### EXERCISE REQUIREMENTS:
Edit the part of the records that runs from the first line through the line containing "266, 436, 292]", changing every "Bar" to "Rectangle" and keeping everything else the same. Give only those lines.

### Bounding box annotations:
※

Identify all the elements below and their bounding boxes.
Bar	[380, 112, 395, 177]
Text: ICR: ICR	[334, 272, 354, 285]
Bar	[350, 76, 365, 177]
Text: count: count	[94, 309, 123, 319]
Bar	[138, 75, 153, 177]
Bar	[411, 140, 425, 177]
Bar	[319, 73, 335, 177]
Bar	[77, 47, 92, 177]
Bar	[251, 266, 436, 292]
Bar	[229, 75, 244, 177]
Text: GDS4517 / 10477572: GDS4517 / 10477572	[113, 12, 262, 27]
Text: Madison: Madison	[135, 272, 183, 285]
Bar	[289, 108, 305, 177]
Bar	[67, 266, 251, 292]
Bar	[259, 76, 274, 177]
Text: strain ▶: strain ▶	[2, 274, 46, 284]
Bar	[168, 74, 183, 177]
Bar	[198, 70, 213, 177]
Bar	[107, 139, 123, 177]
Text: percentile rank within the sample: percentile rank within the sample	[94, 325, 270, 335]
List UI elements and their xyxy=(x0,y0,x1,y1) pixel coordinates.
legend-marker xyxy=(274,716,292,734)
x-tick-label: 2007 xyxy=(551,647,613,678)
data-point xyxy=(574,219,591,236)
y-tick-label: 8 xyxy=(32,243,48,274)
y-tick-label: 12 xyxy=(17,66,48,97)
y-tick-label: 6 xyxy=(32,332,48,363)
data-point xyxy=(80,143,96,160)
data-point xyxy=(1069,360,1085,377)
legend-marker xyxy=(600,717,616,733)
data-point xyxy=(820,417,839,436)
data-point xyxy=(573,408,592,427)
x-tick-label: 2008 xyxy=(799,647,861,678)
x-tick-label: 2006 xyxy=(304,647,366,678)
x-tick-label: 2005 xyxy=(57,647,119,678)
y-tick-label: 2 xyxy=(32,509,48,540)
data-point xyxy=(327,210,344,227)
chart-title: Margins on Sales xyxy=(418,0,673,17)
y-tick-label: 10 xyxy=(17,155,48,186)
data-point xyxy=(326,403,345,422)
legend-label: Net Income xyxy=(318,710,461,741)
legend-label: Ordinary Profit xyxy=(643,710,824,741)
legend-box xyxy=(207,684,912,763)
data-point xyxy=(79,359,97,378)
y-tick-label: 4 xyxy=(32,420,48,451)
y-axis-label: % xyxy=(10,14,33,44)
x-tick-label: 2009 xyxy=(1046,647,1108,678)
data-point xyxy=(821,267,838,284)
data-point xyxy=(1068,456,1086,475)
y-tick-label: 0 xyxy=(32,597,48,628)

※

### SOLVED PROBLEM:
Identify all the elements below and their bounding boxes.
Rectangle	[380, 112, 395, 177]
Text: ICR: ICR	[334, 272, 354, 285]
Rectangle	[350, 76, 365, 177]
Text: count: count	[94, 309, 123, 319]
Rectangle	[138, 75, 153, 177]
Rectangle	[411, 140, 425, 177]
Rectangle	[319, 73, 335, 177]
Rectangle	[77, 47, 92, 177]
Rectangle	[251, 266, 436, 292]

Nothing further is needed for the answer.